»»

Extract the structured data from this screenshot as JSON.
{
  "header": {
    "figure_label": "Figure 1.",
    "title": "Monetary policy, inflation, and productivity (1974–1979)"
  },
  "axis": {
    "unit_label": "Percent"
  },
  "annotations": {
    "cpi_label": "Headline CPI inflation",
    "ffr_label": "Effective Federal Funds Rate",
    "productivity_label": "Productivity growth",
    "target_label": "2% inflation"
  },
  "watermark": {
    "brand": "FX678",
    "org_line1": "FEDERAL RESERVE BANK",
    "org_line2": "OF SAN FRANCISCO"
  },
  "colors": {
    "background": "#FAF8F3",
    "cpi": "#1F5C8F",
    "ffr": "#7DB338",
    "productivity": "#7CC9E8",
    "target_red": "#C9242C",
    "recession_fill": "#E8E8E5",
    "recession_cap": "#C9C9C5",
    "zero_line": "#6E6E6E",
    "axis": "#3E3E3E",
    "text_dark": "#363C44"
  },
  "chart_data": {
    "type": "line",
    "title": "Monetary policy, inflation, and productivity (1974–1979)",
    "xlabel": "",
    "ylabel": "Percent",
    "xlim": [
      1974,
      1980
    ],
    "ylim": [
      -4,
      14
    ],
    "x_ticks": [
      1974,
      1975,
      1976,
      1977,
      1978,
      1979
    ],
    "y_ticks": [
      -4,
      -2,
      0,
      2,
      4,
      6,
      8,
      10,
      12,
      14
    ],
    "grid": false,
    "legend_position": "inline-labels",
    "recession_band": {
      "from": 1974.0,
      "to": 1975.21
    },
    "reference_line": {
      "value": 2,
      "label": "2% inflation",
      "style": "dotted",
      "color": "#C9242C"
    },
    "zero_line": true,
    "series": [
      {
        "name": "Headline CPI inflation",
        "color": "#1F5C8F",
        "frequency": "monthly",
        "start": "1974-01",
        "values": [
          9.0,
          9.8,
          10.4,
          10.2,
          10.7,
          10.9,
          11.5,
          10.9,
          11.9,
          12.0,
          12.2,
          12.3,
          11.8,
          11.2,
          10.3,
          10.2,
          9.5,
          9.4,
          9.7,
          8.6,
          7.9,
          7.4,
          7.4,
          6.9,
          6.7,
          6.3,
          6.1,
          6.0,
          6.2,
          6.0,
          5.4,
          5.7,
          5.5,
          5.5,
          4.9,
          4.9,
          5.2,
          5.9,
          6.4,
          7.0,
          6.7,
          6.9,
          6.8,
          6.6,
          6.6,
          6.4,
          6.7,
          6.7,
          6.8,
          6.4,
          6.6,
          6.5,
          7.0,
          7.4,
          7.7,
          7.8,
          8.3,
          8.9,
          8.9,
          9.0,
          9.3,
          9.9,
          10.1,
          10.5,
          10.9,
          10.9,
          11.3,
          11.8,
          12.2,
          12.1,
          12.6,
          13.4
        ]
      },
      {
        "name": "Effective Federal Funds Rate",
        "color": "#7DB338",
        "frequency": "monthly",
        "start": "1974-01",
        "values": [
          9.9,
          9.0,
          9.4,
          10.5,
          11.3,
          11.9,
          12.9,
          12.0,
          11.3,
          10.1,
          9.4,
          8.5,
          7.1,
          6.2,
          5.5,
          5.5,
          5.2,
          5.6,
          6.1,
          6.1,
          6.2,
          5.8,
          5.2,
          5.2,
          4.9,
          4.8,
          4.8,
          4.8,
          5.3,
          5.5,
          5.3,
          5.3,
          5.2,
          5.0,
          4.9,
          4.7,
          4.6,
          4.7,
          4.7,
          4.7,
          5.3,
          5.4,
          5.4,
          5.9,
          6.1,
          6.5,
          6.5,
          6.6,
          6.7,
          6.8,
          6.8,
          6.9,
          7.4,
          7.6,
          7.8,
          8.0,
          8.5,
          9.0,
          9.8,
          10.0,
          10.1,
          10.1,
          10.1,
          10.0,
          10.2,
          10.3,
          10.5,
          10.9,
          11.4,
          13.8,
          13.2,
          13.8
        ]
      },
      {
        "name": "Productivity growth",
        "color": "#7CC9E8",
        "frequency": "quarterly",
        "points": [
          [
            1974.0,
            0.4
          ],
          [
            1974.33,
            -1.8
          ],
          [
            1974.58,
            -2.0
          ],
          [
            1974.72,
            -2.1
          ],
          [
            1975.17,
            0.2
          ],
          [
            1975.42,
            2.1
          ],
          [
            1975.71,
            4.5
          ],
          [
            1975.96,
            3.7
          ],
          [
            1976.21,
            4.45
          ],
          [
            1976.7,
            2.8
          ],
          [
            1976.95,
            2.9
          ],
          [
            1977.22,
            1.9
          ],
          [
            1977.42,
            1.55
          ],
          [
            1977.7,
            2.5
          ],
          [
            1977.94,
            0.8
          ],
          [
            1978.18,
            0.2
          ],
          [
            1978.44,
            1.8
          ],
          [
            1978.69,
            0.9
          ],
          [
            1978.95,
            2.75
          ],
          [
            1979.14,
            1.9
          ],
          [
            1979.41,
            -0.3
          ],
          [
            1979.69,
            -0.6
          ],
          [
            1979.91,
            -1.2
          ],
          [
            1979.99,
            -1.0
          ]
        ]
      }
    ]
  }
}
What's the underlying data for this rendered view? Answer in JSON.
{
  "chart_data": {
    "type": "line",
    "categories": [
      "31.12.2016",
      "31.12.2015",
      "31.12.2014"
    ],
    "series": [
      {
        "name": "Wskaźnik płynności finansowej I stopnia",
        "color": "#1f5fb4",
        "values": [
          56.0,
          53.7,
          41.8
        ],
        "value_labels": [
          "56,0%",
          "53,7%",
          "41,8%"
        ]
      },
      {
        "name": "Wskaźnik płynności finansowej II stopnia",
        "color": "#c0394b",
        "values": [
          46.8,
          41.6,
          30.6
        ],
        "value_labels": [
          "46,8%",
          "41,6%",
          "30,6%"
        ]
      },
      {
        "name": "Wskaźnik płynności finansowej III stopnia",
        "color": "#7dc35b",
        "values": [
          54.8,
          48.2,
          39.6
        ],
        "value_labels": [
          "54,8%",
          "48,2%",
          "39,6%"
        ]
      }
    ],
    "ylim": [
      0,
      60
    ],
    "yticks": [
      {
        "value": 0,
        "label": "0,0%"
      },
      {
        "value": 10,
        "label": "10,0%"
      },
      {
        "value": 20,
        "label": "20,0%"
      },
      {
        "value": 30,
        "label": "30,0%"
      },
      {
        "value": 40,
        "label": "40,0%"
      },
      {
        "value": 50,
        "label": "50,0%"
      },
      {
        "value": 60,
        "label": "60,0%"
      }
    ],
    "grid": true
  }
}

««

- [THE REQUEST] Quote the data above in full, changing nothing.

- [ANSWER BELOW]
Extract the structured data from this screenshot as JSON.
{
  "header": {
    "figure_label": "Figure 1.",
    "title": "Monetary policy, inflation, and productivity (1974–1979)"
  },
  "axis": {
    "unit_label": "Percent"
  },
  "annotations": {
    "cpi_label": "Headline CPI inflation",
    "ffr_label": "Effective Federal Funds Rate",
    "productivity_label": "Productivity growth",
    "target_label": "2% inflation"
  },
  "watermark": {
    "brand": "FX678",
    "org_line1": "FEDERAL RESERVE BANK",
    "org_line2": "OF SAN FRANCISCO"
  },
  "colors": {
    "background": "#FAF8F3",
    "cpi": "#1F5C8F",
    "ffr": "#7DB338",
    "productivity": "#7CC9E8",
    "target_red": "#C9242C",
    "recession_fill": "#E8E8E5",
    "recession_cap": "#C9C9C5",
    "zero_line": "#6E6E6E",
    "axis": "#3E3E3E",
    "text_dark": "#363C44"
  },
  "chart_data": {
    "type": "line",
    "title": "Monetary policy, inflation, and productivity (1974–1979)",
    "xlabel": "",
    "ylabel": "Percent",
    "xlim": [
      1974,
      1980
    ],
    "ylim": [
      -4,
      14
    ],
    "x_ticks": [
      1974,
      1975,
      1976,
      1977,
      1978,
      1979
    ],
    "y_ticks": [
      -4,
      -2,
      0,
      2,
      4,
      6,
      8,
      10,
      12,
      14
    ],
    "grid": false,
    "legend_position": "inline-labels",
    "recession_band": {
      "from": 1974.0,
      "to": 1975.21
    },
    "reference_line": {
      "value": 2,
      "label": "2% inflation",
      "style": "dotted",
      "color": "#C9242C"
    },
    "zero_line": true,
    "series": [
      {
        "name": "Headline CPI inflation",
        "color": "#1F5C8F",
        "frequency": "monthly",
        "start": "1974-01",
        "values": [
          9.0,
          9.8,
          10.4,
          10.2,
          10.7,
          10.9,
          11.5,
          10.9,
          11.9,
          12.0,
          12.2,
          12.3,
          11.8,
          11.2,
          10.3,
          10.2,
          9.5,
          9.4,
          9.7,
          8.6,
          7.9,
          7.4,
          7.4,
          6.9,
          6.7,
          6.3,
          6.1,
          6.0,
          6.2,
          6.0,
          5.4,
          5.7,
          5.5,
          5.5,
          4.9,
          4.9,
          5.2,
          5.9,
          6.4,
          7.0,
          6.7,
          6.9,
          6.8,
          6.6,
          6.6,
          6.4,
          6.7,
          6.7,
          6.8,
          6.4,
          6.6,
          6.5,
          7.0,
          7.4,
          7.7,
          7.8,
          8.3,
          8.9,
          8.9,
          9.0,
          9.3,
          9.9,
          10.1,
          10.5,
          10.9,
          10.9,
          11.3,
          11.8,
          12.2,
          12.1,
          12.6,
          13.4
        ]
      },
      {
        "name": "Effective Federal Funds Rate",
        "color": "#7DB338",
        "frequency": "monthly",
        "start": "1974-01",
        "values": [
          9.9,
          9.0,
          9.4,
          10.5,
          11.3,
          11.9,
          12.9,
          12.0,
          11.3,
          10.1,
          9.4,
          8.5,
          7.1,
          6.2,
          5.5,
          5.5,
          5.2,
          5.6,
          6.1,
          6.1,
          6.2,
          5.8,
          5.2,
          5.2,
          4.9,
          4.8,
          4.8,
          4.8,
          5.3,
          5.5,
          5.3,
          5.3,
          5.2,
          5.0,
          4.9,
          4.7,
          4.6,
          4.7,
          4.7,
          4.7,
          5.3,
          5.4,
          5.4,
          5.9,
          6.1,
          6.5,
          6.5,
          6.6,
          6.7,
          6.8,
          6.8,
          6.9,
          7.4,
          7.6,
          7.8,
          8.0,
          8.5,
          9.0,
          9.8,
          10.0,
          10.1,
          10.1,
          10.1,
          10.0,
          10.2,
          10.3,
          10.5,
          10.9,
          11.4,
          13.8,
          13.2,
          13.8
        ]
      },
      {
        "name": "Productivity growth",
        "color": "#7CC9E8",
        "frequency": "quarterly",
        "points": [
          [
            1974.0,
            0.4
          ],
          [
            1974.33,
            -1.8
          ],
          [
            1974.58,
            -2.0
          ],
          [
            1974.72,
            -2.1
          ],
          [
            1975.17,
            0.2
          ],
          [
            1975.42,
            2.1
          ],
          [
            1975.71,
            4.5
          ],
          [
            1975.96,
            3.7
          ],
          [
            1976.21,
            4.45
          ],
          [
            1976.7,
            2.8
          ],
          [
            1976.95,
            2.9
          ],
          [
            1977.22,
            1.9
          ],
          [
            1977.42,
            1.55
          ],
          [
            1977.7,
            2.5
          ],
          [
            1977.94,
            0.8
          ],
          [
            1978.18,
            0.2
          ],
          [
            1978.44,
            1.8
          ],
          [
            1978.69,
            0.9
          ],
          [
            1978.95,
            2.75
          ],
          [
            1979.14,
            1.9
          ],
          [
            1979.41,
            -0.3
          ],
          [
            1979.69,
            -0.6
          ],
          [
            1979.91,
            -1.2
          ],
          [
            1979.99,
            -1.0
          ]
        ]
      }
    ]
  }
}
What's the underlying data for this rendered view? Answer in JSON.
{
  "chart_data": {
    "type": "line",
    "categories": [
      "31.12.2016",
      "31.12.2015",
      "31.12.2014"
    ],
    "series": [
      {
        "name": "Wskaźnik płynności finansowej I stopnia",
        "color": "#1f5fb4",
        "values": [
          56.0,
          53.7,
          41.8
        ],
        "value_labels": [
          "56,0%",
          "53,7%",
          "41,8%"
        ]
      },
      {
        "name": "Wskaźnik płynności finansowej II stopnia",
        "color": "#c0394b",
        "values": [
          46.8,
          41.6,
          30.6
        ],
        "value_labels": [
          "46,8%",
          "41,6%",
          "30,6%"
        ]
      },
      {
        "name": "Wskaźnik płynności finansowej III stopnia",
        "color": "#7dc35b",
        "values": [
          54.8,
          48.2,
          39.6
        ],
        "value_labels": [
          "54,8%",
          "48,2%",
          "39,6%"
        ]
      }
    ],
    "ylim": [
      0,
      60
    ],
    "yticks": [
      {
        "value": 0,
        "label": "0,0%"
      },
      {
        "value": 10,
        "label": "10,0%"
      },
      {
        "value": 20,
        "label": "20,0%"
      },
      {
        "value": 30,
        "label": "30,0%"
      },
      {
        "value": 40,
        "label": "40,0%"
      },
      {
        "value": 50,
        "label": "50,0%"
      },
      {
        "value": 60,
        "label": "60,0%"
      }
    ],
    "grid": true
  }
}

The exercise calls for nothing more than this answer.